What is required:
Pictures don't belong in the copy; print all the records exactly.

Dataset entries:
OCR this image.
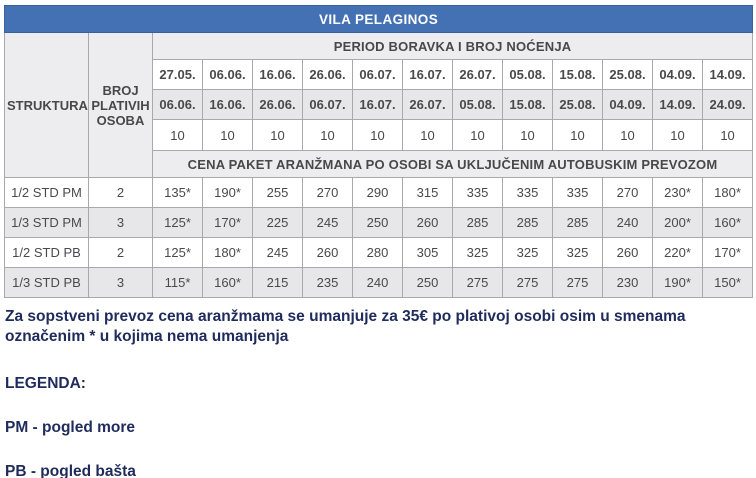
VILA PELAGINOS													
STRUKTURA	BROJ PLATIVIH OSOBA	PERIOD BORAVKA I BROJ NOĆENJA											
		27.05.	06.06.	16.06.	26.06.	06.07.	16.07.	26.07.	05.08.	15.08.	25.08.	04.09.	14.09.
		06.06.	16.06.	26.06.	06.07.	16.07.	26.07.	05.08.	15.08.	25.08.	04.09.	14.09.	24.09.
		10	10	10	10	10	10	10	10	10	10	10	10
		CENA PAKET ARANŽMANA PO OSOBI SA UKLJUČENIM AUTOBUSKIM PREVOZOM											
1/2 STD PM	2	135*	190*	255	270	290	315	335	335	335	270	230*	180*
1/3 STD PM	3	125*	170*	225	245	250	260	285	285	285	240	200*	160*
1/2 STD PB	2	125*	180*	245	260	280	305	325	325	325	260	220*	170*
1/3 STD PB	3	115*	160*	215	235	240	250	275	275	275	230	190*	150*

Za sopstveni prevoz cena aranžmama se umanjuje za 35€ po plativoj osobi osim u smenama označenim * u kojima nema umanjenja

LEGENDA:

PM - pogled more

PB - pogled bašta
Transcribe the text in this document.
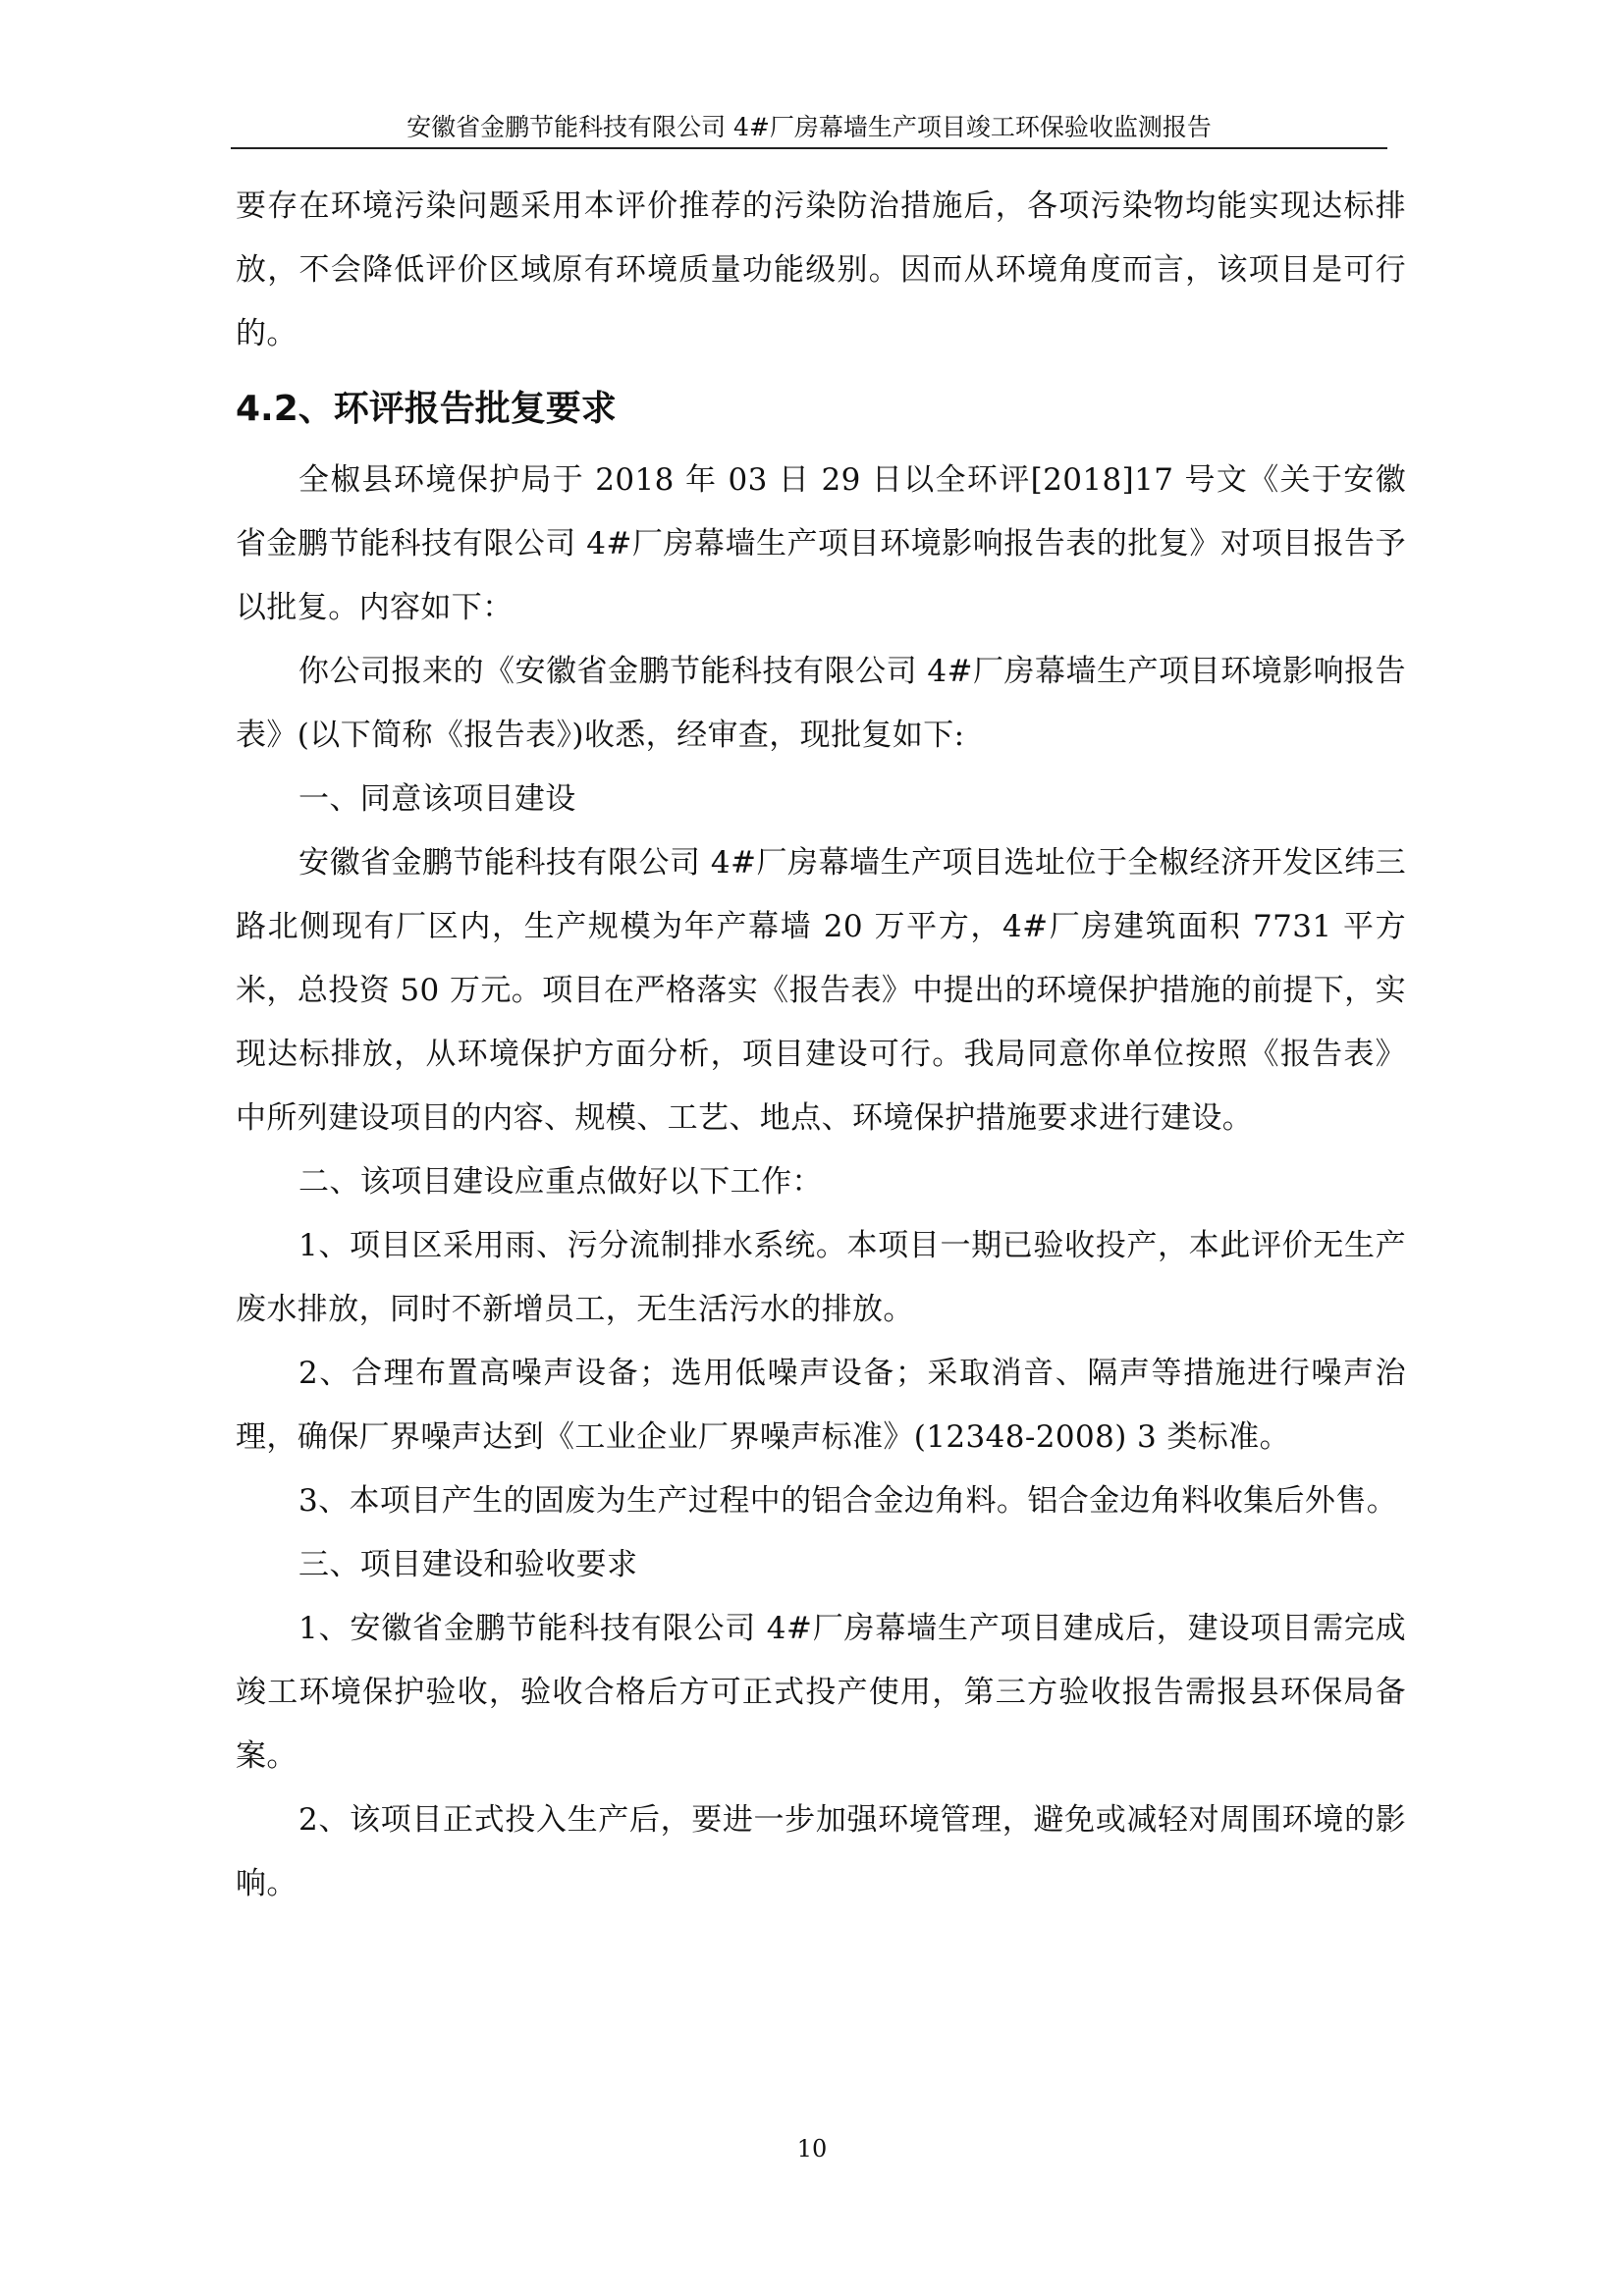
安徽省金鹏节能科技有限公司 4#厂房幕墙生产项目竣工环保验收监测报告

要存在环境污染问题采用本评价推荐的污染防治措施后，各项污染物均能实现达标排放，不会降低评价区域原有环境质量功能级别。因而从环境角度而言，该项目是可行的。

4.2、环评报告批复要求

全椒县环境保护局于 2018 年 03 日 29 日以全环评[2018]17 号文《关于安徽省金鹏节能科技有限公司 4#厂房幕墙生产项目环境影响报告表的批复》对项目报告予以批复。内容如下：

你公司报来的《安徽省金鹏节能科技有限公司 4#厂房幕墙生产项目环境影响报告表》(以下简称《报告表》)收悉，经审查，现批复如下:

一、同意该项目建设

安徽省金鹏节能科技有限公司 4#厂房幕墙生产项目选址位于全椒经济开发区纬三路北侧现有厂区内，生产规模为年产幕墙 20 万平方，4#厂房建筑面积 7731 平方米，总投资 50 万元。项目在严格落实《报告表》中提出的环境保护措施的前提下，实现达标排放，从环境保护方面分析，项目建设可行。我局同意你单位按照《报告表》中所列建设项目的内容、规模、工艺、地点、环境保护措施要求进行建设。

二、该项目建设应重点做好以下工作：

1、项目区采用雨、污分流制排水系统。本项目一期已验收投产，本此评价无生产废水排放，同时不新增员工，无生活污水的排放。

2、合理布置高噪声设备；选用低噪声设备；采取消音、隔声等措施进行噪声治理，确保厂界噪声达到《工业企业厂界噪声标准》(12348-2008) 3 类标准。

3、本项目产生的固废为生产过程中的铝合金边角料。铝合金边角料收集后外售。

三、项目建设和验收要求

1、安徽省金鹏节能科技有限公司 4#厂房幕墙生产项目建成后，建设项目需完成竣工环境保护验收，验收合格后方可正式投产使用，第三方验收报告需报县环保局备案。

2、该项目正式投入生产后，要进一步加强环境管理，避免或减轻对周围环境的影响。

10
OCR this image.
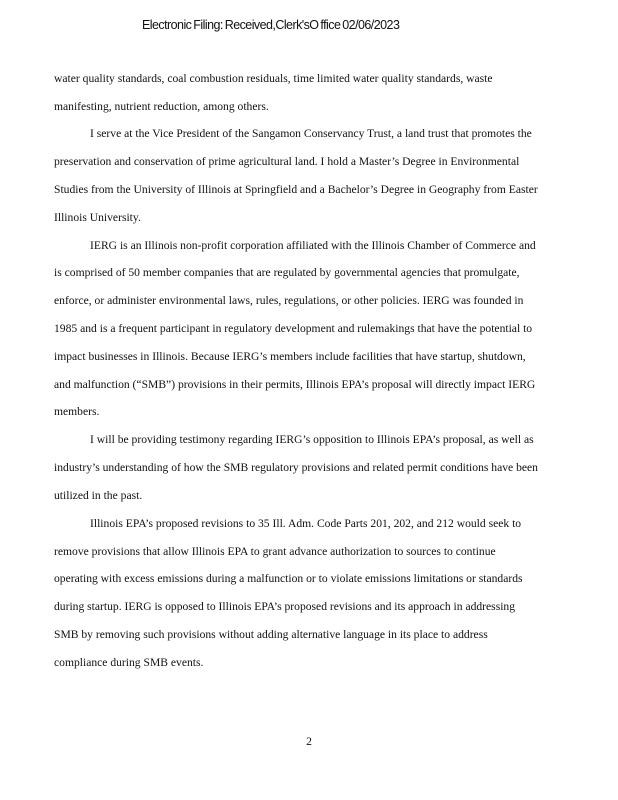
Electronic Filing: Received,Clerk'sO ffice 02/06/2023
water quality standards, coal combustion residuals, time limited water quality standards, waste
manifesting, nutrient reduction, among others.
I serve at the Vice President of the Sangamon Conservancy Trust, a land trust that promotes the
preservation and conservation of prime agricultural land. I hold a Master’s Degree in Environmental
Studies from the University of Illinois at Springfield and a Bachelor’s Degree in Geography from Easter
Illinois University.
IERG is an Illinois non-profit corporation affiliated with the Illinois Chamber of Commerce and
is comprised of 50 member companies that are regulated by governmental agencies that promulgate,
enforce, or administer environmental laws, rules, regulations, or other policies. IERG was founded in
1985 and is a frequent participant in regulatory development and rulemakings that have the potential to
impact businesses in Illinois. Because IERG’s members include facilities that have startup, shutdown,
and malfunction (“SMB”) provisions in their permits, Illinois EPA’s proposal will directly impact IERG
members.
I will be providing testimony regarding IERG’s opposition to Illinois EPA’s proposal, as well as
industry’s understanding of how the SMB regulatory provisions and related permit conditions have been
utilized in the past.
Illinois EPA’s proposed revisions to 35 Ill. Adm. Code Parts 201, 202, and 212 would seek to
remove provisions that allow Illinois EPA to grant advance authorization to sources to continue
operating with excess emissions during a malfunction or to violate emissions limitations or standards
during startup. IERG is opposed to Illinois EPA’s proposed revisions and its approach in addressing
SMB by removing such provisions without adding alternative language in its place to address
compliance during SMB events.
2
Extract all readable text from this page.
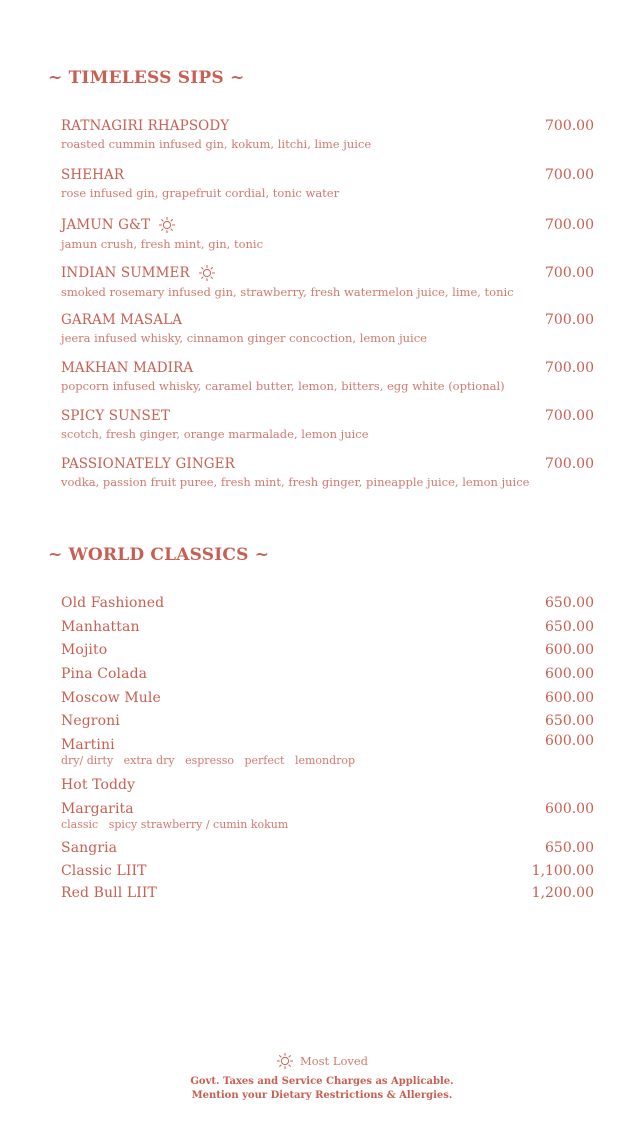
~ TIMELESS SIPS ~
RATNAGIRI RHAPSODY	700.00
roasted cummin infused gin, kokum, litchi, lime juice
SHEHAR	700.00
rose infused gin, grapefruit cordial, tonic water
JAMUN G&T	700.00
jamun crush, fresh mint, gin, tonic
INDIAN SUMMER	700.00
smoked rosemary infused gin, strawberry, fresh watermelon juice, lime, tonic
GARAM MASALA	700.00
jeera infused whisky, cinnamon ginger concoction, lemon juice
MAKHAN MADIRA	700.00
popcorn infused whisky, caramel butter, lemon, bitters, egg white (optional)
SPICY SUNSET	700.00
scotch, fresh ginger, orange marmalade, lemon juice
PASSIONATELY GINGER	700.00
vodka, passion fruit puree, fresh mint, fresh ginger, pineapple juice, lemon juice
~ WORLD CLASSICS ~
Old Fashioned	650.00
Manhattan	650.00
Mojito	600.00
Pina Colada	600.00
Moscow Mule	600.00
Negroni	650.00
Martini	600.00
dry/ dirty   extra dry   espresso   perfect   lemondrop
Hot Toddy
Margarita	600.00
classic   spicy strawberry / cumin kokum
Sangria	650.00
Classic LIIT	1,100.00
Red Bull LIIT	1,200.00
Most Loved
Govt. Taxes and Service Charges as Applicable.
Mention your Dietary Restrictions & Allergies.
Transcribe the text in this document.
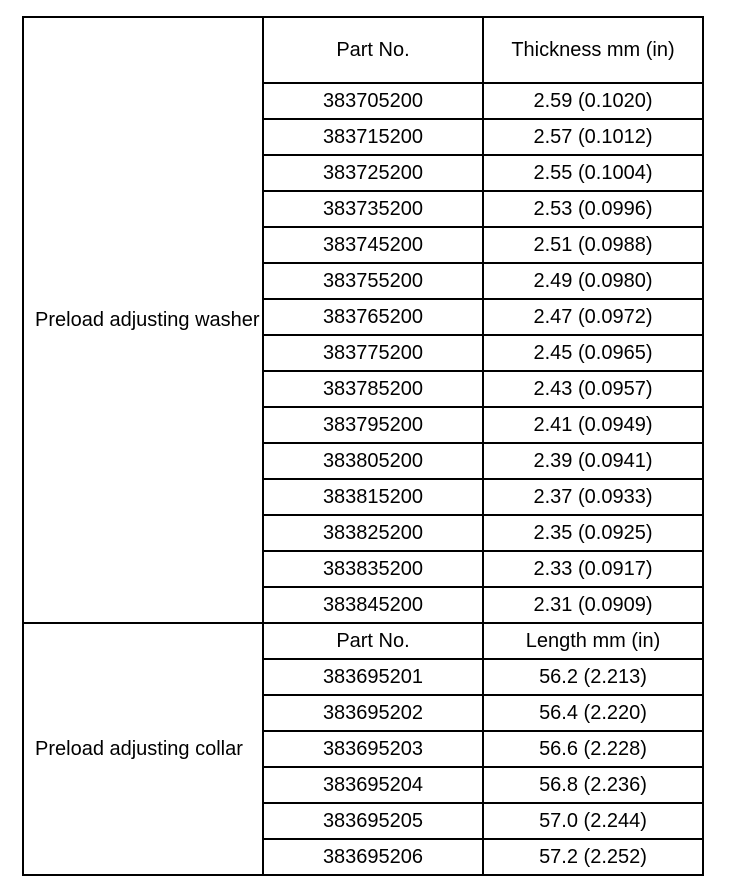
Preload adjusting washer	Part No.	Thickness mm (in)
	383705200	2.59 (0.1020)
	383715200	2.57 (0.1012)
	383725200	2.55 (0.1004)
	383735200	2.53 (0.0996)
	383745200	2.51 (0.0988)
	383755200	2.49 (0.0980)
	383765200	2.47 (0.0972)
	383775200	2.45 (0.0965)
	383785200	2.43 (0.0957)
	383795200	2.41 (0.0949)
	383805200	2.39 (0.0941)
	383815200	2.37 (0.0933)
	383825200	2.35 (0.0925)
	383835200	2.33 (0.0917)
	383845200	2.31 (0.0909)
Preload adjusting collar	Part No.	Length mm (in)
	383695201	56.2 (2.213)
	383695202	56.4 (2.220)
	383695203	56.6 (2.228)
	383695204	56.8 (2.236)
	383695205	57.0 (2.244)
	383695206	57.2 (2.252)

Answer:
OCR this image.
VILA PELAGINOS													
STRUKTURA	BROJ PLATIVIH OSOBA	PERIOD BORAVKA I BROJ NOĆENJA											
		27.05.	06.06.	16.06.	26.06.	06.07.	16.07.	26.07.	05.08.	15.08.	25.08.	04.09.	14.09.
		06.06.	16.06.	26.06.	06.07.	16.07.	26.07.	05.08.	15.08.	25.08.	04.09.	14.09.	24.09.
		10	10	10	10	10	10	10	10	10	10	10	10
		CENA PAKET ARANŽMANA PO OSOBI SA UKLJUČENIM AUTOBUSKIM PREVOZOM											
1/2 STD PM	2	135*	190*	255	270	290	315	335	335	335	270	230*	180*
1/3 STD PM	3	125*	170*	225	245	250	260	285	285	285	240	200*	160*
1/2 STD PB	2	125*	180*	245	260	280	305	325	325	325	260	220*	170*
1/3 STD PB	3	115*	160*	215	235	240	250	275	275	275	230	190*	150*

Za sopstveni prevoz cena aranžmama se umanjuje za 35€ po plativoj osobi osim u smenama označenim * u kojima nema umanjenja

LEGENDA:

PM - pogled more

PB - pogled bašta
Transcribe the text in this document.
安徽省金鹏节能科技有限公司 4#厂房幕墙生产项目竣工环保验收监测报告

要存在环境污染问题采用本评价推荐的污染防治措施后，各项污染物均能实现达标排放，不会降低评价区域原有环境质量功能级别。因而从环境角度而言，该项目是可行的。

4.2、环评报告批复要求

全椒县环境保护局于 2018 年 03 日 29 日以全环评[2018]17 号文《关于安徽省金鹏节能科技有限公司 4#厂房幕墙生产项目环境影响报告表的批复》对项目报告予以批复。内容如下：

你公司报来的《安徽省金鹏节能科技有限公司 4#厂房幕墙生产项目环境影响报告表》(以下简称《报告表》)收悉，经审查，现批复如下:

一、同意该项目建设

安徽省金鹏节能科技有限公司 4#厂房幕墙生产项目选址位于全椒经济开发区纬三路北侧现有厂区内，生产规模为年产幕墙 20 万平方，4#厂房建筑面积 7731 平方米，总投资 50 万元。项目在严格落实《报告表》中提出的环境保护措施的前提下，实现达标排放，从环境保护方面分析，项目建设可行。我局同意你单位按照《报告表》中所列建设项目的内容、规模、工艺、地点、环境保护措施要求进行建设。

二、该项目建设应重点做好以下工作：

1、项目区采用雨、污分流制排水系统。本项目一期已验收投产，本此评价无生产废水排放，同时不新增员工，无生活污水的排放。

2、合理布置高噪声设备；选用低噪声设备；采取消音、隔声等措施进行噪声治理，确保厂界噪声达到《工业企业厂界噪声标准》(12348-2008) 3 类标准。

3、本项目产生的固废为生产过程中的铝合金边角料。铝合金边角料收集后外售。

三、项目建设和验收要求

1、安徽省金鹏节能科技有限公司 4#厂房幕墙生产项目建成后，建设项目需完成竣工环境保护验收，验收合格后方可正式投产使用，第三方验收报告需报县环保局备案。

2、该项目正式投入生产后，要进一步加强环境管理，避免或减轻对周围环境的影响。

10
OCR this image.
Electronic Filing: Received,Clerk'sO ffice 02/06/2023
water quality standards, coal combustion residuals, time limited water quality standards, waste
manifesting, nutrient reduction, among others.
I serve at the Vice President of the Sangamon Conservancy Trust, a land trust that promotes the
preservation and conservation of prime agricultural land. I hold a Master’s Degree in Environmental
Studies from the University of Illinois at Springfield and a Bachelor’s Degree in Geography from Easter
Illinois University.
IERG is an Illinois non-profit corporation affiliated with the Illinois Chamber of Commerce and
is comprised of 50 member companies that are regulated by governmental agencies that promulgate,
enforce, or administer environmental laws, rules, regulations, or other policies. IERG was founded in
1985 and is a frequent participant in regulatory development and rulemakings that have the potential to
impact businesses in Illinois. Because IERG’s members include facilities that have startup, shutdown,
and malfunction (“SMB”) provisions in their permits, Illinois EPA’s proposal will directly impact IERG
members.
I will be providing testimony regarding IERG’s opposition to Illinois EPA’s proposal, as well as
industry’s understanding of how the SMB regulatory provisions and related permit conditions have been
utilized in the past.
Illinois EPA’s proposed revisions to 35 Ill. Adm. Code Parts 201, 202, and 212 would seek to
remove provisions that allow Illinois EPA to grant advance authorization to sources to continue
operating with excess emissions during a malfunction or to violate emissions limitations or standards
during startup. IERG is opposed to Illinois EPA’s proposed revisions and its approach in addressing
SMB by removing such provisions without adding alternative language in its place to address
compliance during SMB events.
2
Extract all readable text from this page.
~ TIMELESS SIPS ~
RATNAGIRI RHAPSODY	700.00
roasted cummin infused gin, kokum, litchi, lime juice
SHEHAR	700.00
rose infused gin, grapefruit cordial, tonic water
JAMUN G&T	700.00
jamun crush, fresh mint, gin, tonic
INDIAN SUMMER	700.00
smoked rosemary infused gin, strawberry, fresh watermelon juice, lime, tonic
GARAM MASALA	700.00
jeera infused whisky, cinnamon ginger concoction, lemon juice
MAKHAN MADIRA	700.00
popcorn infused whisky, caramel butter, lemon, bitters, egg white (optional)
SPICY SUNSET	700.00
scotch, fresh ginger, orange marmalade, lemon juice
PASSIONATELY GINGER	700.00
vodka, passion fruit puree, fresh mint, fresh ginger, pineapple juice, lemon juice
~ WORLD CLASSICS ~
Old Fashioned	650.00
Manhattan	650.00
Mojito	600.00
Pina Colada	600.00
Moscow Mule	600.00
Negroni	650.00
Martini	600.00
dry/ dirty   extra dry   espresso   perfect   lemondrop
Hot Toddy
Margarita	600.00
classic   spicy strawberry / cumin kokum
Sangria	650.00
Classic LIIT	1,100.00
Red Bull LIIT	1,200.00
Most Loved
Govt. Taxes and Service Charges as Applicable.
Mention your Dietary Restrictions & Allergies.
Transcribe the text in this document.
Preload adjusting washer	Part No.	Thickness mm (in)
	383705200	2.59 (0.1020)
	383715200	2.57 (0.1012)
	383725200	2.55 (0.1004)
	383735200	2.53 (0.0996)
	383745200	2.51 (0.0988)
	383755200	2.49 (0.0980)
	383765200	2.47 (0.0972)
	383775200	2.45 (0.0965)
	383785200	2.43 (0.0957)
	383795200	2.41 (0.0949)
	383805200	2.39 (0.0941)
	383815200	2.37 (0.0933)
	383825200	2.35 (0.0925)
	383835200	2.33 (0.0917)
	383845200	2.31 (0.0909)
Preload adjusting collar	Part No.	Length mm (in)
	383695201	56.2 (2.213)
	383695202	56.4 (2.220)
	383695203	56.6 (2.228)
	383695204	56.8 (2.236)
	383695205	57.0 (2.244)
	383695206	57.2 (2.252)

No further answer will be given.